◆ What you need to do ◆
Read the data below line by line and state how many lines hold "wenn". Nothing else belongs in the answer.

Entries taken from a collection:
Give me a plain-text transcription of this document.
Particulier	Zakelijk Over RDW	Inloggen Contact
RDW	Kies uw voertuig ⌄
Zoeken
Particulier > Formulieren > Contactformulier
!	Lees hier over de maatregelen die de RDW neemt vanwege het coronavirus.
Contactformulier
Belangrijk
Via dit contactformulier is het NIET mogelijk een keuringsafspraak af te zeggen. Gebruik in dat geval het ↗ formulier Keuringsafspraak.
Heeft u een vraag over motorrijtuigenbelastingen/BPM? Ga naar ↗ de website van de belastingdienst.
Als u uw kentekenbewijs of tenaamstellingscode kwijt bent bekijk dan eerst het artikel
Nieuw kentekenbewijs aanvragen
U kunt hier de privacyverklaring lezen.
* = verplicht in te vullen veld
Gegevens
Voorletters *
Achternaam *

==

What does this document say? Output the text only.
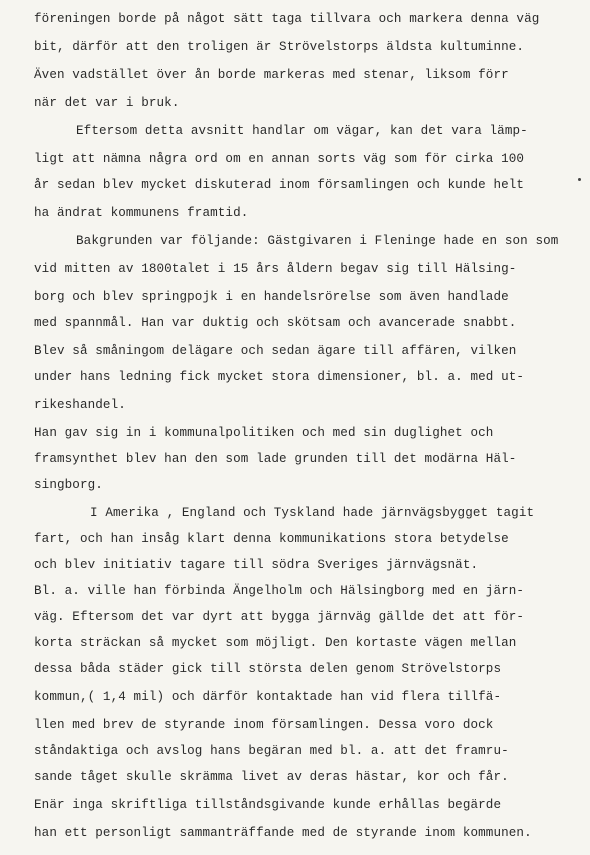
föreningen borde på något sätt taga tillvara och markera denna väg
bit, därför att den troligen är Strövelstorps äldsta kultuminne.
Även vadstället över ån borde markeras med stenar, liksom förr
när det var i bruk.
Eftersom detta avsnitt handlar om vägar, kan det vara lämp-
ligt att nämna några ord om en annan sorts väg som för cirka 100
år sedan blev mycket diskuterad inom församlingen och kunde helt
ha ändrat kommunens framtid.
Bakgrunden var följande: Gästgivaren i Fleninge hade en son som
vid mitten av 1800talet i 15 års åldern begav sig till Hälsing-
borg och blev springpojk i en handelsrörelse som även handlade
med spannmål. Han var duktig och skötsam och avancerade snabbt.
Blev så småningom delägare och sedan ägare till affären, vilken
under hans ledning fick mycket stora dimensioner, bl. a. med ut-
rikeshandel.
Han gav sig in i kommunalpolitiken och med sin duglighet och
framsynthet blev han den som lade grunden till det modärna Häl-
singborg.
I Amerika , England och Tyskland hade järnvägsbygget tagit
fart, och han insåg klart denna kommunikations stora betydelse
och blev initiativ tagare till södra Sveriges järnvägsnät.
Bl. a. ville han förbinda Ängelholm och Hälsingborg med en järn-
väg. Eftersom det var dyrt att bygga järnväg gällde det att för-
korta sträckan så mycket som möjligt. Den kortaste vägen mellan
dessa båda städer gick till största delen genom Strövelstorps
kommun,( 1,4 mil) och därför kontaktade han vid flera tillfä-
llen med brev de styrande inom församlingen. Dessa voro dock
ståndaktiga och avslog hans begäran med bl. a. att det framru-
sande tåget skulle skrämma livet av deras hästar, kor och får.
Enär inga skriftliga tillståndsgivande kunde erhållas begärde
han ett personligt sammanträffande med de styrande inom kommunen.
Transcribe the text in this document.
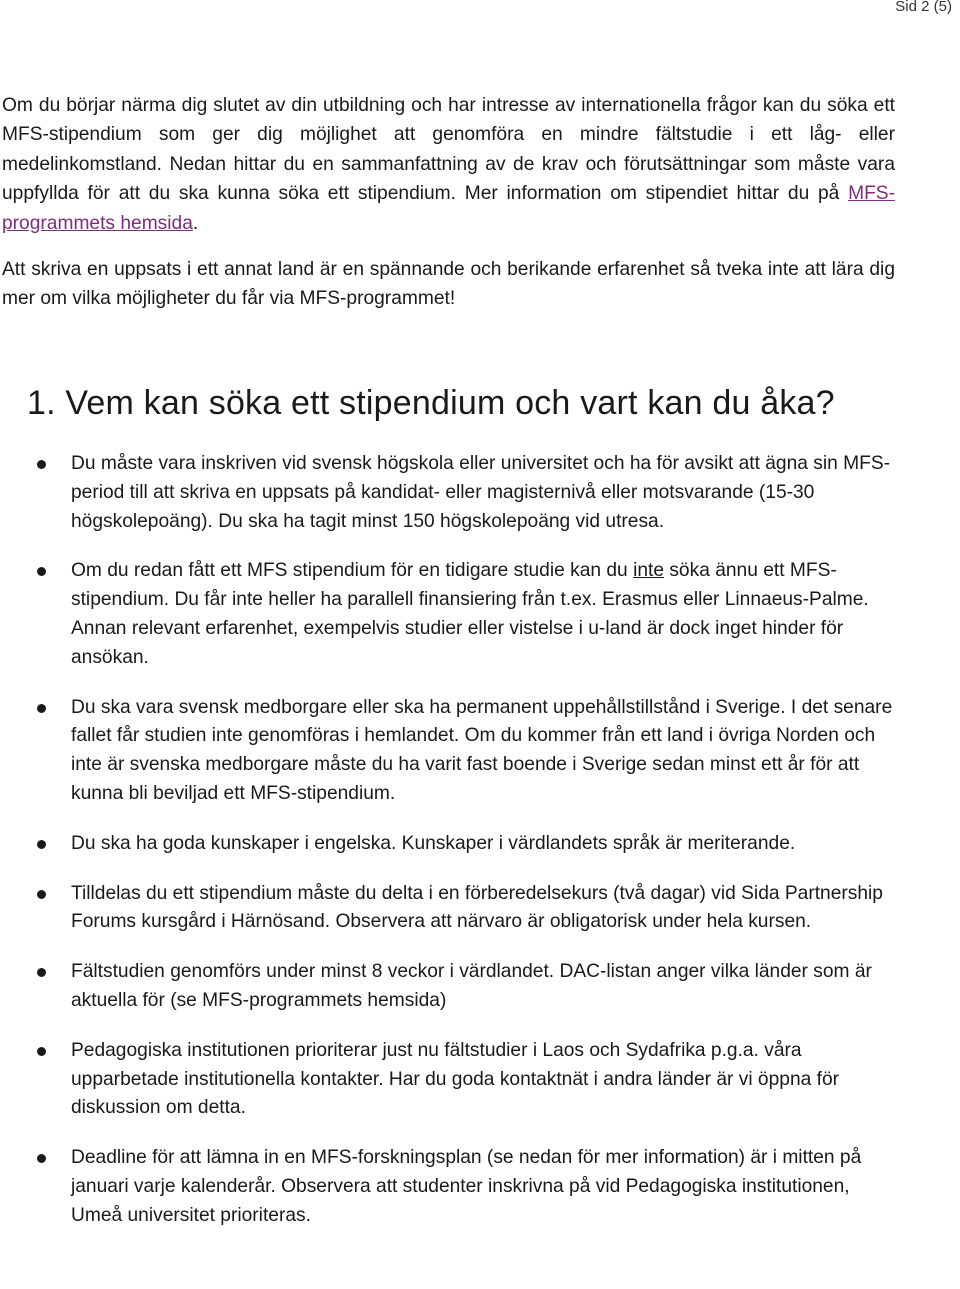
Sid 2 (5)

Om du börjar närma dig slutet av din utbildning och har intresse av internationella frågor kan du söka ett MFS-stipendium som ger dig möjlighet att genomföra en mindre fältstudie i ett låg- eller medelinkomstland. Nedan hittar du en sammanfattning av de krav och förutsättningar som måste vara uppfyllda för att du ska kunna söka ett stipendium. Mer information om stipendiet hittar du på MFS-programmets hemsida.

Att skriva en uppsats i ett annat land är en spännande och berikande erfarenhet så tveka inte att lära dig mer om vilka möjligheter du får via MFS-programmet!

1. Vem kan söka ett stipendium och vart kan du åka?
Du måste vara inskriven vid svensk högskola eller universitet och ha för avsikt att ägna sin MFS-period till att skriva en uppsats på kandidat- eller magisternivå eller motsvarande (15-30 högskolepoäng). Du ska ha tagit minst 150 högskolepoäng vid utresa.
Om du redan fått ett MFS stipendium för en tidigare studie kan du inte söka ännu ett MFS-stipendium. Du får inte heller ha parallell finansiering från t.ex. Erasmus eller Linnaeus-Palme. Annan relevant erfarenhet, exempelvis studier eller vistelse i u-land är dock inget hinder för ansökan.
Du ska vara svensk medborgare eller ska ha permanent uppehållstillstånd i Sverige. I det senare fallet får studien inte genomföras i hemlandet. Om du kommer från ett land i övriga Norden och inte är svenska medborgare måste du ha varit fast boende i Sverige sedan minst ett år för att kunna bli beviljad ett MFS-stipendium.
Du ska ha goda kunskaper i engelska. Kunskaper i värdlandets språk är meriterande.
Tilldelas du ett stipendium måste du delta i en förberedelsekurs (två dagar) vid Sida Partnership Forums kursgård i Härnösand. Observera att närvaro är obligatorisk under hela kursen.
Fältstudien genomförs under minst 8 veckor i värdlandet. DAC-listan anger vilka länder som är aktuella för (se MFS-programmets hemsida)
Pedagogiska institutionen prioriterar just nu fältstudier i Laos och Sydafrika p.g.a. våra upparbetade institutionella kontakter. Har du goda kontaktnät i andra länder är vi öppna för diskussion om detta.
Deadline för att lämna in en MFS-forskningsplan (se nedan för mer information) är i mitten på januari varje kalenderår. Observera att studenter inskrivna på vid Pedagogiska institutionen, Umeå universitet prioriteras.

==

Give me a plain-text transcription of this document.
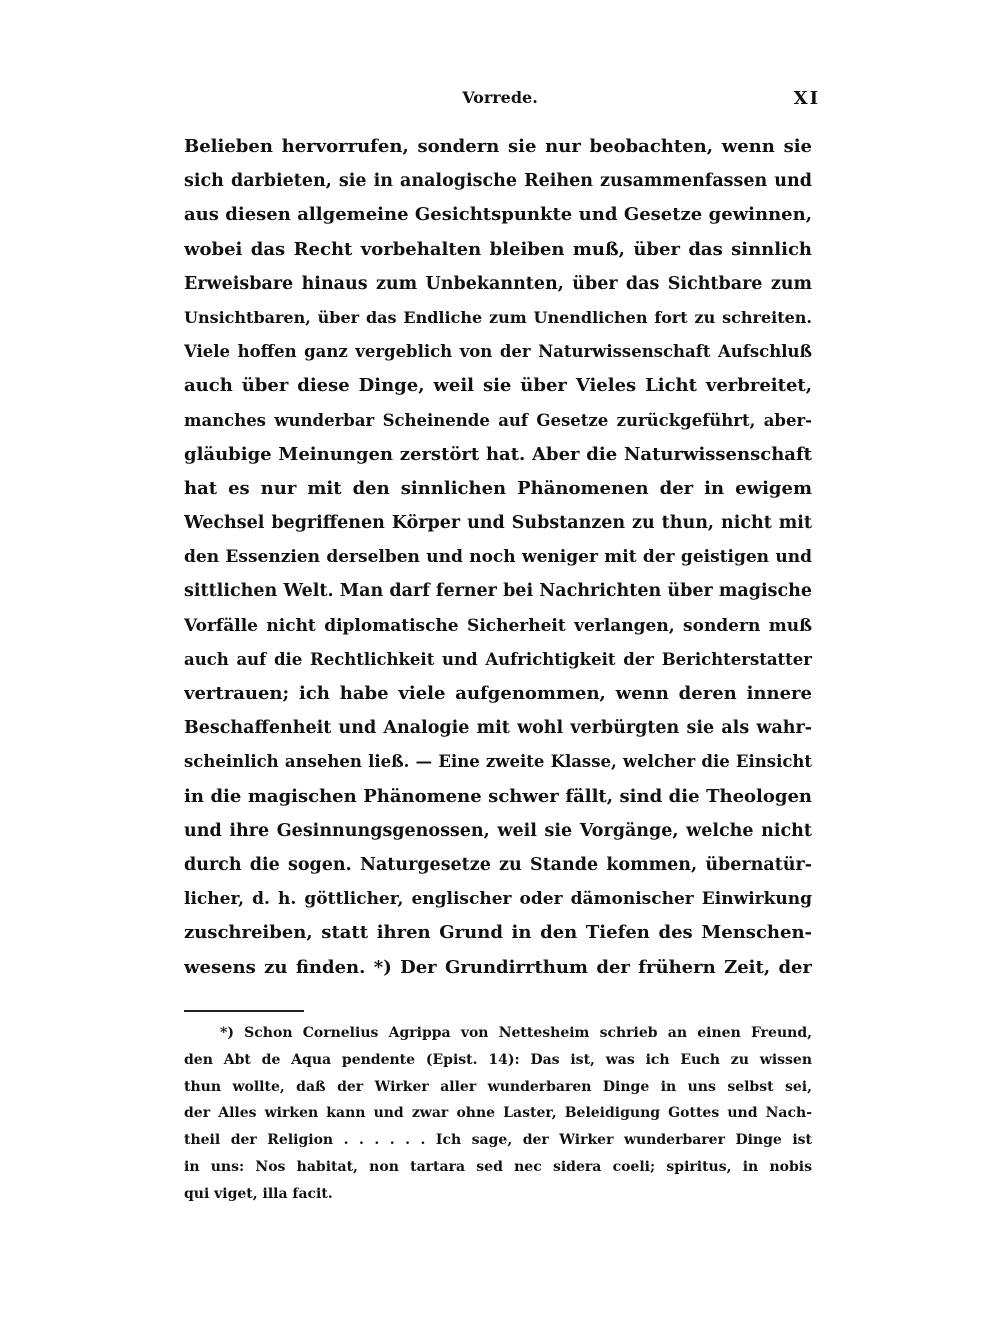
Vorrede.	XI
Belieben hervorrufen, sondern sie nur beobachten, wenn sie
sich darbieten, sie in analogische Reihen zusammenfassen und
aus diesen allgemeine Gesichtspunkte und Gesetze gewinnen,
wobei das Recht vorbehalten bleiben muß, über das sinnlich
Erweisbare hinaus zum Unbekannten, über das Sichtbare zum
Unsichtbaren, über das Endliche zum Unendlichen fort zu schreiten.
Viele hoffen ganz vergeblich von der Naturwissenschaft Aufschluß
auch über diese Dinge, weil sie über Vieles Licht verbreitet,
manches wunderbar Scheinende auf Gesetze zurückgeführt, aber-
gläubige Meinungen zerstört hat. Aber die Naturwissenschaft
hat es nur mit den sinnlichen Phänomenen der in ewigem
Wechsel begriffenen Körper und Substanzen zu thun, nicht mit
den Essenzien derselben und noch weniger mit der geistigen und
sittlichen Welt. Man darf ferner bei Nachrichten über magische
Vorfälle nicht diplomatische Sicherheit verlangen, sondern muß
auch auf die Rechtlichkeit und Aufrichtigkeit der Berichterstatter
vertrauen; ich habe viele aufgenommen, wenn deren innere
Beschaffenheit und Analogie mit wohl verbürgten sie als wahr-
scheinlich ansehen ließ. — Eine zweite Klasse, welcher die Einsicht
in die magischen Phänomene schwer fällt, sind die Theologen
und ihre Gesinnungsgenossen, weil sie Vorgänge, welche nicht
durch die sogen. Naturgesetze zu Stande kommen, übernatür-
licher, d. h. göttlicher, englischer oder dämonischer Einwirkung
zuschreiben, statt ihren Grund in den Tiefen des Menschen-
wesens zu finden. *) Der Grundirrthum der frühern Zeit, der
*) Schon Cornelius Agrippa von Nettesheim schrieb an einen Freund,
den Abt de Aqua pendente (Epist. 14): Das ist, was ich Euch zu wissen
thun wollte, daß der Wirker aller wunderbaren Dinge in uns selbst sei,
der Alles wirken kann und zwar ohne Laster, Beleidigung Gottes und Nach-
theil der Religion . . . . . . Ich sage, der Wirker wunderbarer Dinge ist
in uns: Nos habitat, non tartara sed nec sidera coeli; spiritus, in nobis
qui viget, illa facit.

◆ Response to the exercise ◆
2